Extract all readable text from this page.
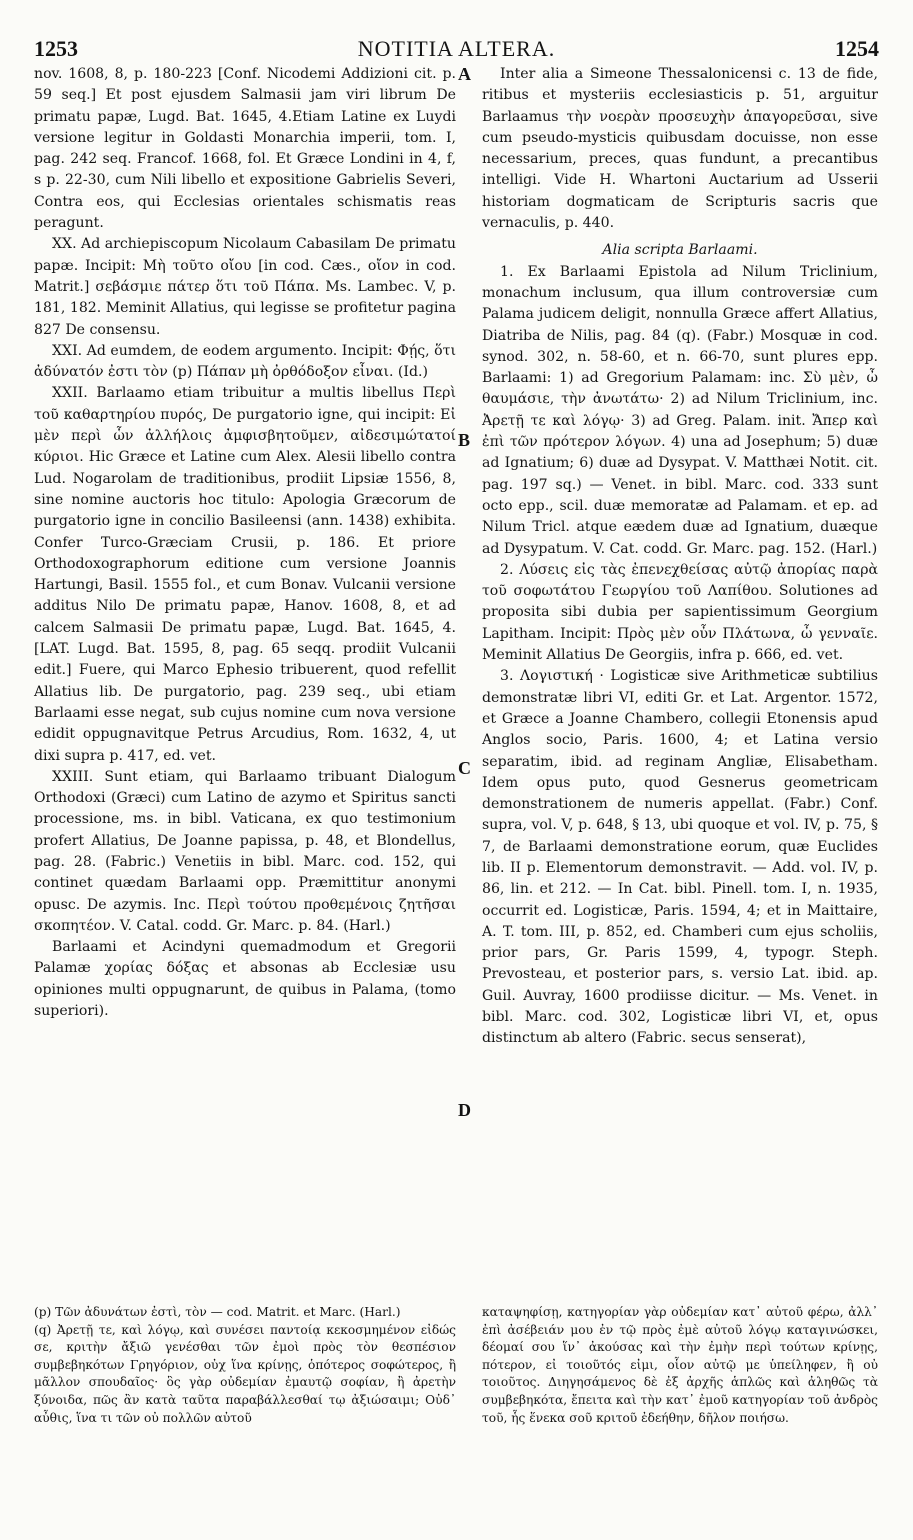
1253	NOTITIA ALTERA.	1254
A
B
C
D

nov. 1608, 8, p. 180-223 [Conf. Nicodemi Addizioni cit. p. 59 seq.] Et post ejusdem Salmasii jam viri librum De primatu papæ, Lugd. Bat. 1645, 4.Etiam Latine ex Luydi versione legitur in Goldasti Monarchia imperii, tom. I, pag. 242 seq. Francof. 1668, fol. Et Græce Londini in 4, f, s p. 22-30, cum Nili libello et expositione Gabrielis Severi, Contra eos, qui Ecclesias orientales schismatis reas peragunt.

XX. Ad archiepiscopum Nicolaum Cabasilam De primatu papæ. Incipit: Μὴ τοῦτο οἴου [in cod. Cæs., οἴον in cod. Matrit.] σεβάσμιε πάτερ ὅτι τοῦ Πάπα. Ms. Lambec. V, p. 181, 182. Meminit Allatius, qui legisse se profitetur pagina 827 De consensu.

XXI. Ad eumdem, de eodem argumento. Incipit: Φῄς, ὅτι ἀδύνατόν ἐστι τὸν (p) Πάπαν μὴ ὀρθόδοξον εἶναι. (Id.)

XXII. Barlaamo etiam tribuitur a multis libellus Περὶ τοῦ καθαρτηρίου πυρός, De purgatorio igne, qui incipit: Εἰ μὲν περὶ ὧν ἀλλήλοις ἀμφισβητοῦμεν, αἰδεσιμώτατοί κύριοι. Hic Græce et Latine cum Alex. Alesii libello contra Lud. Nogarolam de traditionibus, prodiit Lipsiæ 1556, 8, sine nomine auctoris hoc titulo: Apologia Græcorum de purgatorio igne in concilio Basileensi (ann. 1438) exhibita. Confer Turco-Græciam Crusii, p. 186. Et priore Orthodoxographorum editione cum versione Joannis Hartungi, Basil. 1555 fol., et cum Bonav. Vulcanii versione additus Nilo De primatu papæ, Hanov. 1608, 8, et ad calcem Salmasii De primatu papæ, Lugd. Bat. 1645, 4. [LAT. Lugd. Bat. 1595, 8, pag. 65 seqq. prodiit Vulcanii edit.] Fuere, qui Marco Ephesio tribuerent, quod refellit Allatius lib. De purgatorio, pag. 239 seq., ubi etiam Barlaami esse negat, sub cujus nomine cum nova versione edidit oppugnavitque Petrus Arcudius, Rom. 1632, 4, ut dixi supra p. 417, ed. vet.

XXIII. Sunt etiam, qui Barlaamo tribuant Dialogum Orthodoxi (Græci) cum Latino de azymo et Spiritus sancti processione, ms. in bibl. Vaticana, ex quo testimonium profert Allatius, De Joanne papissa, p. 48, et Blondellus, pag. 28. (Fabric.) Venetiis in bibl. Marc. cod. 152, qui continet quædam Barlaami opp. Præmittitur anonymi opusc. De azymis. Inc. Περὶ τούτου προθεμένοις ζητῆσαι σκοπητέον. V. Catal. codd. Gr. Marc. p. 84. (Harl.)

Barlaami et Acindyni quemadmodum et Gregorii Palamæ χορίας δόξας et absonas ab Ecclesiæ usu opiniones multi oppugnarunt, de quibus in Palama, (tomo superiori).

Inter alia a Simeone Thessalonicensi c. 13 de fide, ritibus et mysteriis ecclesiasticis p. 51, arguitur Barlaamus τὴν νοερὰν προσευχὴν ἀπαγορεῦσαι, sive cum pseudo-mysticis quibusdam docuisse, non esse necessarium, preces, quas fundunt, a precantibus intelligi. Vide H. Whartoni Auctarium ad Usserii historiam dogmaticam de Scripturis sacris que vernaculis, p. 440.

Alia scripta Barlaami.

1. Ex Barlaami Epistola ad Nilum Triclinium, monachum inclusum, qua illum controversiæ cum Palama judicem deligit, nonnulla Græce affert Allatius, Diatriba de Nilis, pag. 84 (q). (Fabr.) Mosquæ in cod. synod. 302, n. 58-60, et n. 66-70, sunt plures epp. Barlaami: 1) ad Gregorium Palamam: inc. Σὺ μὲν, ὦ θαυμάσιε, τὴν ἀνωτάτω· 2) ad Nilum Triclinium, inc. Ἀρετῇ τε καὶ λόγῳ· 3) ad Greg. Palam. init. Ἄπερ καὶ ἐπὶ τῶν πρότερον λόγων. 4) una ad Josephum; 5) duæ ad Ignatium; 6) duæ ad Dysypat. V. Matthæi Notit. cit. pag. 197 sq.) — Venet. in bibl. Marc. cod. 333 sunt octo epp., scil. duæ memoratæ ad Palamam. et ep. ad Nilum Tricl. atque eædem duæ ad Ignatium, duæque ad Dysypatum. V. Cat. codd. Gr. Marc. pag. 152. (Harl.)

2. Λύσεις εἰς τὰς ἐπενεχθείσας αὐτῷ ἀπορίας παρὰ τοῦ σοφωτάτου Γεωργίου τοῦ Λαπίθου. Solutiones ad proposita sibi dubia per sapientissimum Georgium Lapitham. Incipit: Πρὸς μὲν οὖν Πλάτωνα, ὦ γενναῖε. Meminit Allatius De Georgiis, infra p. 666, ed. vet.

3. Λογιστική · Logisticæ sive Arithmeticæ subtilius demonstratæ libri VI, editi Gr. et Lat. Argentor. 1572, et Græce a Joanne Chambero, collegii Etonensis apud Anglos socio, Paris. 1600, 4; et Latina versio separatim, ibid. ad reginam Angliæ, Elisabetham. Idem opus puto, quod Gesnerus geometricam demonstrationem de numeris appellat. (Fabr.) Conf. supra, vol. V, p. 648, § 13, ubi quoque et vol. IV, p. 75, § 7, de Barlaami demonstratione eorum, quæ Euclides lib. II p. Elementorum demonstravit. — Add. vol. IV, p. 86, lin. et 212. — In Cat. bibl. Pinell. tom. I, n. 1935, occurrit ed. Logisticæ, Paris. 1594, 4; et in Maittaire, A. T. tom. III, p. 852, ed. Chamberi cum ejus scholiis, prior pars, Gr. Paris 1599, 4, typogr. Steph. Prevosteau, et posterior pars, s. versio Lat. ibid. ap. Guil. Auvray, 1600 prodiisse dicitur. — Ms. Venet. in bibl. Marc. cod. 302, Logisticæ libri VI, et, opus distinctum ab altero (Fabric. secus senserat),

(p) Τῶν ἀδυνάτων ἐστὶ, τὸν — cod. Matrit. et Marc. (Harl.)

(q) Ἀρετῇ τε, καὶ λόγῳ, καὶ συνέσει παντοίᾳ κεκοσμημένον εἰδώς σε, κριτὴν ἄξιῶ γενέσθαι τῶν ἐμοὶ πρὸς τὸν θεσπέσιον συμβεβηκότων Γρηγόριον, οὐχ ἵνα κρίνῃς, ὁπότερος σοφώτερος, ἢ μᾶλλον σπουδαῖος· ὃς γὰρ οὐδεμίαν ἐμαυτῷ σοφίαν, ἢ ἀρετὴν ξύνοιδα, πῶς ἂν κατὰ ταῦτα παραβάλλεσθαί τῳ ἀξιώσαιμι; Οὐδ᾽ αὖθις, ἵνα τι τῶν οὐ πολλῶν αὐτοῦ

καταψηφίσῃ, κατηγορίαν γὰρ οὐδεμίαν κατ᾽ αὐτοῦ φέρω, ἀλλ᾽ ἐπὶ ἀσέβειάν μου ἐν τῷ πρὸς ἐμὲ αὐτοῦ λόγῳ καταγινώσκει, δέομαί σου ἵν᾽ ἀκούσας καὶ τὴν ἐμὴν περὶ τούτων κρίνῃς, πότερον, εἰ τοιοῦτός εἰμι, οἷον αὐτῷ με ὑπείληφεν, ἢ οὐ τοιοῦτος. Διηγησάμενος δὲ ἐξ ἀρχῆς ἁπλῶς καὶ ἀληθῶς τὰ συμβεβηκότα, ἔπειτα καὶ τὴν κατ᾽ ἐμοῦ κατηγορίαν τοῦ ἀνδρὸς τοῦ, ἧς ἕνεκα σοῦ κριτοῦ ἐδεήθην, δῆλον ποιήσω.
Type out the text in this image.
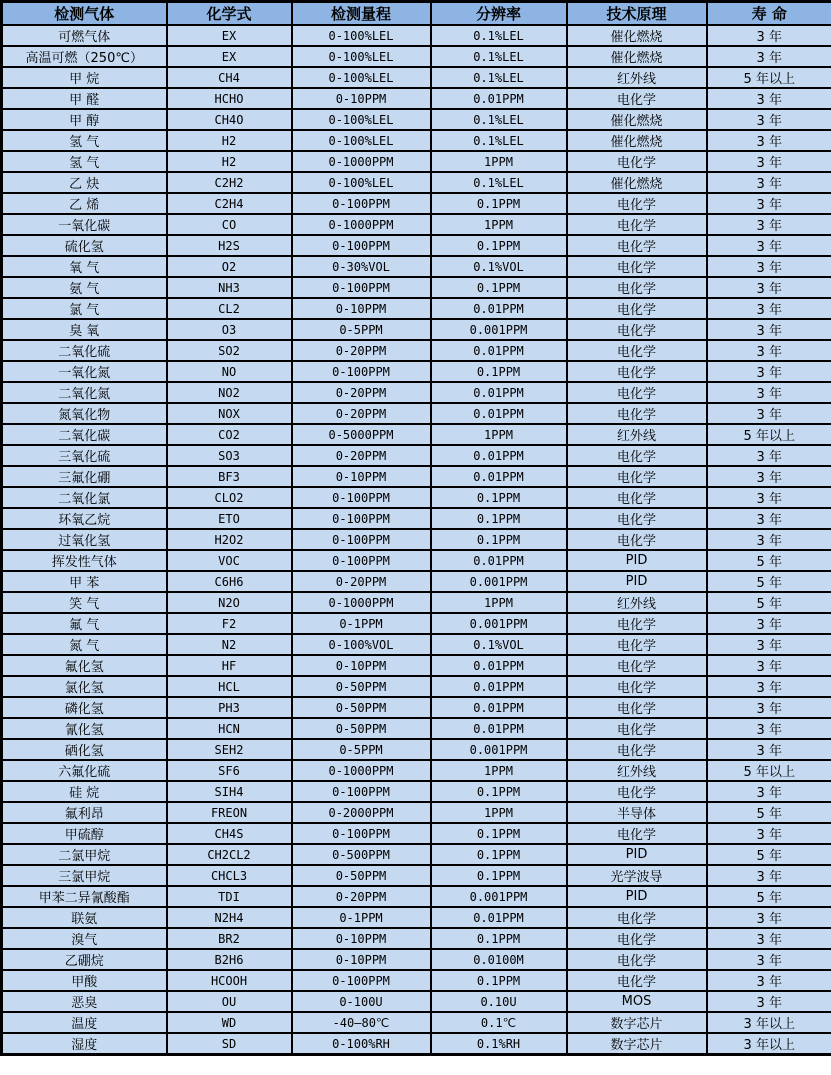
检测气体	化学式	检测量程	分辨率	技术原理	寿 命
可燃气体	EX	0-100%LEL	0.1%LEL	催化燃烧	3 年
高温可燃（250℃）	EX	0-100%LEL	0.1%LEL	催化燃烧	3 年
甲 烷	CH4	0-100%LEL	0.1%LEL	红外线	5 年以上
甲 醛	HCHO	0-10PPM	0.01PPM	电化学	3 年
甲 醇	CH4O	0-100%LEL	0.1%LEL	催化燃烧	3 年
氢 气	H2	0-100%LEL	0.1%LEL	催化燃烧	3 年
氢 气	H2	0-1000PPM	1PPM	电化学	3 年
乙 炔	C2H2	0-100%LEL	0.1%LEL	催化燃烧	3 年
乙 烯	C2H4	0-100PPM	0.1PPM	电化学	3 年
一氧化碳	CO	0-1000PPM	1PPM	电化学	3 年
硫化氢	H2S	0-100PPM	0.1PPM	电化学	3 年
氧 气	O2	0-30%VOL	0.1%VOL	电化学	3 年
氨 气	NH3	0-100PPM	0.1PPM	电化学	3 年
氯 气	CL2	0-10PPM	0.01PPM	电化学	3 年
臭 氧	O3	0-5PPM	0.001PPM	电化学	3 年
二氧化硫	SO2	0-20PPM	0.01PPM	电化学	3 年
一氧化氮	NO	0-100PPM	0.1PPM	电化学	3 年
二氧化氮	NO2	0-20PPM	0.01PPM	电化学	3 年
氮氧化物	NOX	0-20PPM	0.01PPM	电化学	3 年
二氧化碳	CO2	0-5000PPM	1PPM	红外线	5 年以上
三氧化硫	SO3	0-20PPM	0.01PPM	电化学	3 年
三氟化硼	BF3	0-10PPM	0.01PPM	电化学	3 年
二氧化氯	CLO2	0-100PPM	0.1PPM	电化学	3 年
环氧乙烷	ETO	0-100PPM	0.1PPM	电化学	3 年
过氧化氢	H2O2	0-100PPM	0.1PPM	电化学	3 年
挥发性气体	VOC	0-100PPM	0.01PPM	PID	5 年
甲 苯	C6H6	0-20PPM	0.001PPM	PID	5 年
笑 气	N2O	0-1000PPM	1PPM	红外线	5 年
氟 气	F2	0-1PPM	0.001PPM	电化学	3 年
氮 气	N2	0-100%VOL	0.1%VOL	电化学	3 年
氟化氢	HF	0-10PPM	0.01PPM	电化学	3 年
氯化氢	HCL	0-50PPM	0.01PPM	电化学	3 年
磷化氢	PH3	0-50PPM	0.01PPM	电化学	3 年
氰化氢	HCN	0-50PPM	0.01PPM	电化学	3 年
硒化氢	SEH2	0-5PPM	0.001PPM	电化学	3 年
六氟化硫	SF6	0-1000PPM	1PPM	红外线	5 年以上
硅 烷	SIH4	0-100PPM	0.1PPM	电化学	3 年
氟利昂	FREON	0-2000PPM	1PPM	半导体	5 年
甲硫醇	CH4S	0-100PPM	0.1PPM	电化学	3 年
二氯甲烷	CH2CL2	0-500PPM	0.1PPM	PID	5 年
三氯甲烷	CHCL3	0-50PPM	0.1PPM	光学波导	3 年
甲苯二异氰酸酯	TDI	0-20PPM	0.001PPM	PID	5 年
联氨	N2H4	0-1PPM	0.01PPM	电化学	3 年
溴气	BR2	0-10PPM	0.1PPM	电化学	3 年
乙硼烷	B2H6	0-10PPM	0.0100M	电化学	3 年
甲酸	HCOOH	0-100PPM	0.1PPM	电化学	3 年
恶臭	OU	0-100U	0.10U	MOS	3 年
温度	WD	-40—80℃	0.1℃	数字芯片	3 年以上
湿度	SD	0-100%RH	0.1%RH	数字芯片	3 年以上
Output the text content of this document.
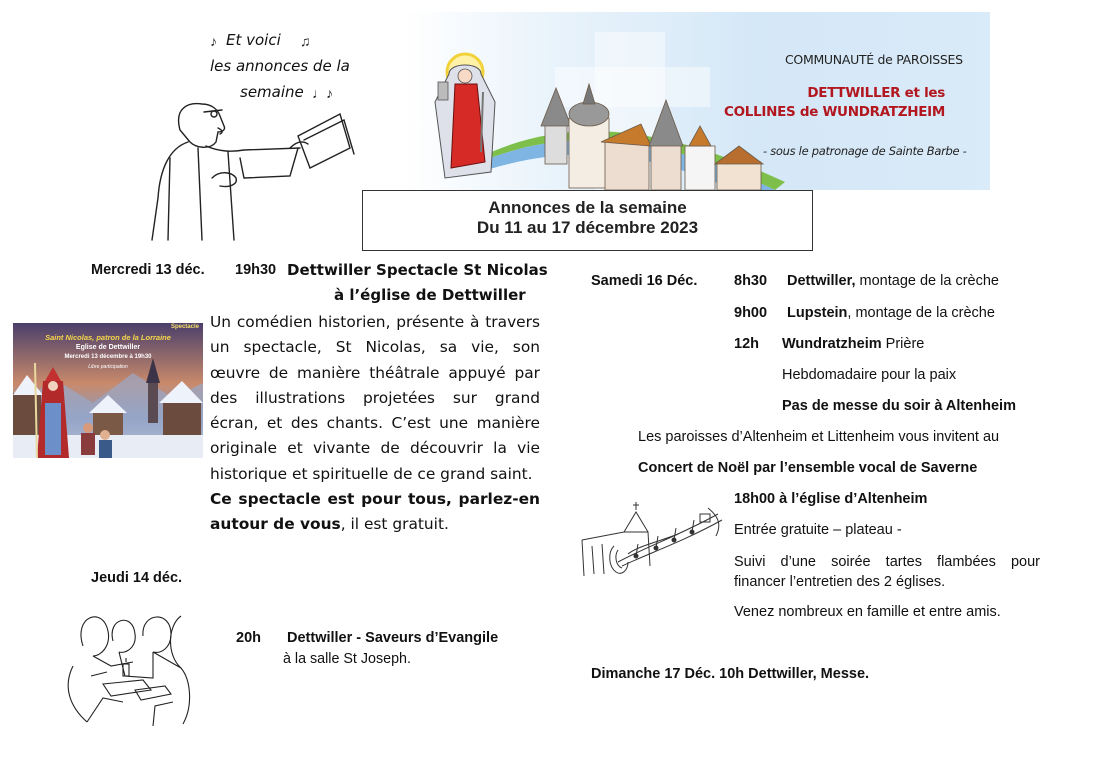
Et voici
les annonces de la
semaine
♪	♫
♩♪
COMMUNAUTÉ de PAROISSES
DETTWILLER et les
COLLINES de WUNDRATZHEIM
- sous le patronage de Sainte Barbe -
Annonces de la semaine
Du 11 au 17 décembre 2023
Mercredi 13 déc. 19h30 Dettwiller Spectacle St Nicolas
à l’église de Dettwiller
Spectacle
Saint Nicolas, patron de la Lorraine
Eglise de Dettwiller
Mercredi 13 décembre à 19h30
Libre participation

Un comédien historien, présente à travers un spectacle, St Nicolas, sa vie, son œuvre de manière théâtrale appuyé par des illustrations projetées sur grand écran, et des chants. C’est une manière originale et vivante de découvrir la vie historique et spirituelle de ce grand saint.

Ce spectacle est pour tous, parlez-en autour de vous, il est gratuit.

Jeudi 14 déc.
20h Dettwiller - Saveurs d’Evangile
à la salle St Joseph.
Samedi 16 Déc.	8h30 Dettwiller, montage de la crèche
9h00 Lupstein, montage de la crèche
12h Wundratzheim Prière
Hebdomadaire pour la paix
Pas de messe du soir à Altenheim
Les paroisses d’Altenheim et Littenheim vous invitent au
Concert de Noël par l’ensemble vocal de Saverne
18h00 à l’église d’Altenheim
Entrée gratuite – plateau -
Suivi d’une soirée tartes flambées pour financer l’entretien des 2 églises.
Venez nombreux en famille et entre amis.
Dimanche 17 Déc. 10h Dettwiller, Messe.
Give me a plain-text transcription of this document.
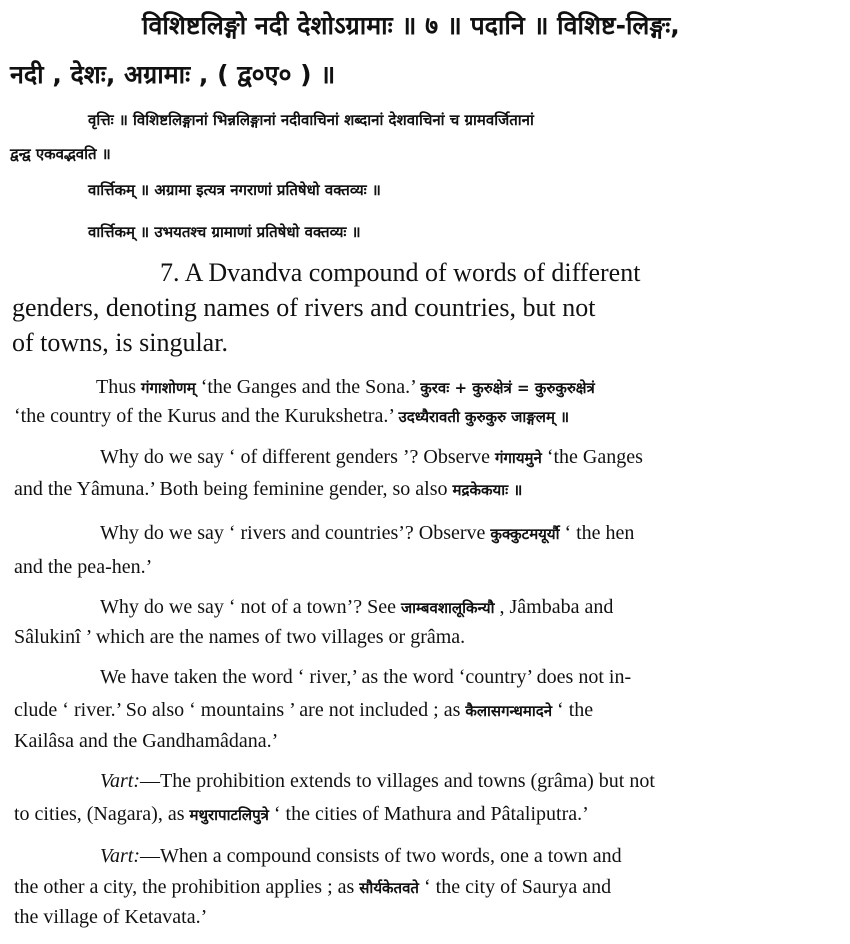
विशिष्टलिङ्गो नदी देशोऽग्रामाः ॥ ७ ॥ पदानि ॥ विशिष्ट-लिङ्गः,

नदी , देशः, अग्रामाः , ( द्व०ए० ) ॥

वृत्तिः ॥ विशिष्टलिङ्गानां भिन्नलिङ्गानां नदीवाचिनां शब्दानां देशवाचिनां च ग्रामवर्जितानां

द्वन्द्व एकवद्भवति ॥

वार्त्तिकम् ॥ अग्रामा इत्यत्र नगराणां प्रतिषेधो वक्तव्यः ॥

वार्त्तिकम् ॥ उभयतश्च ग्रामाणां प्रतिषेधो वक्तव्यः ॥

7. A Dvandva compound of words of different

genders, denoting names of rivers and countries, but not

of towns, is singular.

Thus गंगाशोणम् ‘the Ganges and the Sona.’ कुरवः + कुरुक्षेत्रं = कुरुकुरुक्षेत्रं

‘the country of the Kurus and the Kurukshetra.’ उदध्यैरावती कुरुकुरु जाङ्गलम् ॥

Why do we say ‘ of different genders ’? Observe गंगायमुने ‘the Ganges

and the Yâmuna.’ Both being feminine gender, so also मद्रकेकयाः ॥

Why do we say ‘ rivers and countries’? Observe कुक्कुटमयूर्यौ ‘ the hen

and the pea-hen.’

Why do we say ‘ not of a town’? See जाम्बवशालूकिन्यौ , Jâmbaba and

Sâlukinî ’ which are the names of two villages or grâma.

We have taken the word ‘ river,’ as the word ‘country’ does not in-

clude ‘ river.’ So also ‘ mountains ’ are not included ; as कैलासगन्धमादने ‘ the

Kailâsa and the Gandhamâdana.’

Vart:—The prohibition extends to villages and towns (grâma) but not

to cities, (Nagara), as मथुरापाटलिपुत्रे ‘ the cities of Mathura and Pâtaliputra.’

Vart:—When a compound consists of two words, one a town and

the other a city, the prohibition applies ; as सौर्यकेतवते ‘ the city of Saurya and

the village of Ketavata.’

> [What is asked] Using the records above, select and copy every line that has the word "Matrit".

> [Written response]
XX. Ad archiepiscopum Nicolaum Cabasilam De primatu papæ. Incipit: Μὴ τοῦτο οἴου [in cod. Cæs., οἴον in cod. Matrit.] σεβάσμιε πάτερ ὅτι τοῦ Πάπα. Ms. Lambec. V, p. 181, 182. Meminit Allatius, qui legisse se profitetur pagina 827 De consensu.
(p) Τῶν ἀδυνάτων ἐστὶ, τὸν — cod. Matrit. et Marc. (Harl.)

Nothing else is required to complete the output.